Korte opdracht:
Haal uit de tekst over de ruimtelijke visie voor Houten letterlijk het stuk dat begint bij de woorden "In 2005 heeft" en stop na "evenals kleinschalige bedrijvigheid.".

Gegeven tekst:
____
Ruimtelijke visie Houten 2015

In 2005 heeft de gemeenteraad de ruimtelijke visie voor Houten vastgesteld, met als horizon 2015. In de visie wordt naast de binnenstedelijke opgave (Houten) ook ingegaan op ruimtelijke kaders voor het buitengebied. Zo wordt, net als in het Provinciaal beleid, onderschreven dat er voor VAB-locaties een passende herbestemming gevonden kan worden indien leegkomende bebouwing niet door een nieuwe agrarische ondernemer wordt benut. Tevens staat vermeld op bladzijde 52:

Zo komt er ruimte voor andere activiteiten en zal de bebouwing behouden blijven dan wel worden opgeknapt. Dit is vooral van belang bij waardevolle gebouwen (bijvoorbeeld monumenten). Zo wordt verpaupering voorkomen en blijft de leefbaarheid gewaarborgd. Wonen is een optie evenals kleinschalige bedrijvigheid.
____
Vastgelegde gegevens:
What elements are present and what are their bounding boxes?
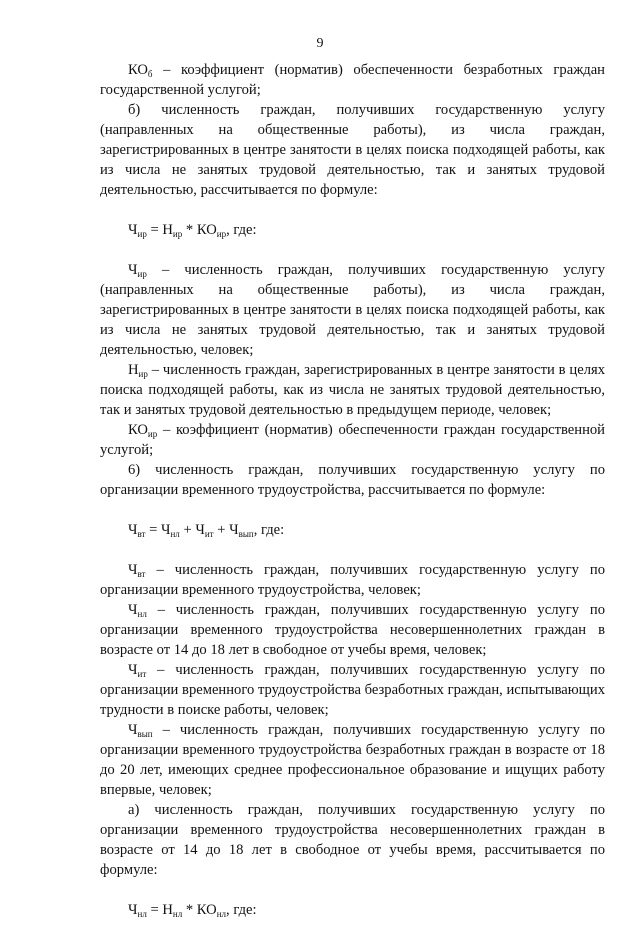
____
Uitwerking opgave:
In 2005 heeft de gemeenteraad de ruimtelijke visie voor Houten vastgesteld, met als horizon 2015. In de visie wordt naast de binnenstedelijke opgave (Houten) ook ingegaan op ruimtelijke kaders voor het buitengebied. Zo wordt, net als in het Provinciaal beleid, onderschreven dat er voor VAB-locaties een passende herbestemming gevonden kan worden indien leegkomende bebouwing niet door een nieuwe agrarische ondernemer wordt benut. Tevens staat vermeld op bladzijde 52:

Zo komt er ruimte voor andere activiteiten en zal de bebouwing behouden blijven dan wel worden opgeknapt. Dit is vooral van belang bij waardevolle gebouwen (bijvoorbeeld monumenten). Zo wordt verpaupering voorkomen en blijft de leefbaarheid gewaarborgd. Wonen is een optie evenals kleinschalige bedrijvigheid.